▶ _Short problem_
Leave every picture out and write out the records below exactly.

Stored data:

■ ■ ■ ■

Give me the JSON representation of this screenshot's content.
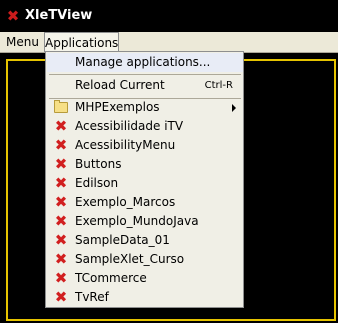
{
  "window": {
    "title": "XleTView",
    "icon": "x-icon"
  },
  "menubar": {
    "items": [
      "Menu",
      "Applications"
    ]
  },
  "dropdown": {
    "manage_label": "Manage applications...",
    "reload_label": "Reload Current",
    "reload_shortcut": "Ctrl-R",
    "folder_label": "MHPExemplos",
    "apps": [
      "Acessibilidade iTV",
      "AcessibilityMenu",
      "Buttons",
      "Edilson",
      "Exemplo_Marcos",
      "Exemplo_MundoJava",
      "SampleData_01",
      "SampleXlet_Curso",
      "TCommerce",
      "TvRef"
    ]
  },
  "colors": {
    "title_bg": "#000000",
    "accent_frame": "#e6c400",
    "x_icon": "#d11f1f",
    "menu_bg": "#f0efe6"
  }
}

■ ■ ■ ■

▶ _Complete response_
Give me the JSON representation of this screenshot's content.
{
  "window": {
    "title": "XleTView",
    "icon": "x-icon"
  },
  "menubar": {
    "items": [
      "Menu",
      "Applications"
    ]
  },
  "dropdown": {
    "manage_label": "Manage applications...",
    "reload_label": "Reload Current",
    "reload_shortcut": "Ctrl-R",
    "folder_label": "MHPExemplos",
    "apps": [
      "Acessibilidade iTV",
      "AcessibilityMenu",
      "Buttons",
      "Edilson",
      "Exemplo_Marcos",
      "Exemplo_MundoJava",
      "SampleData_01",
      "SampleXlet_Curso",
      "TCommerce",
      "TvRef"
    ]
  },
  "colors": {
    "title_bg": "#000000",
    "accent_frame": "#e6c400",
    "x_icon": "#d11f1f",
    "menu_bg": "#f0efe6"
  }
}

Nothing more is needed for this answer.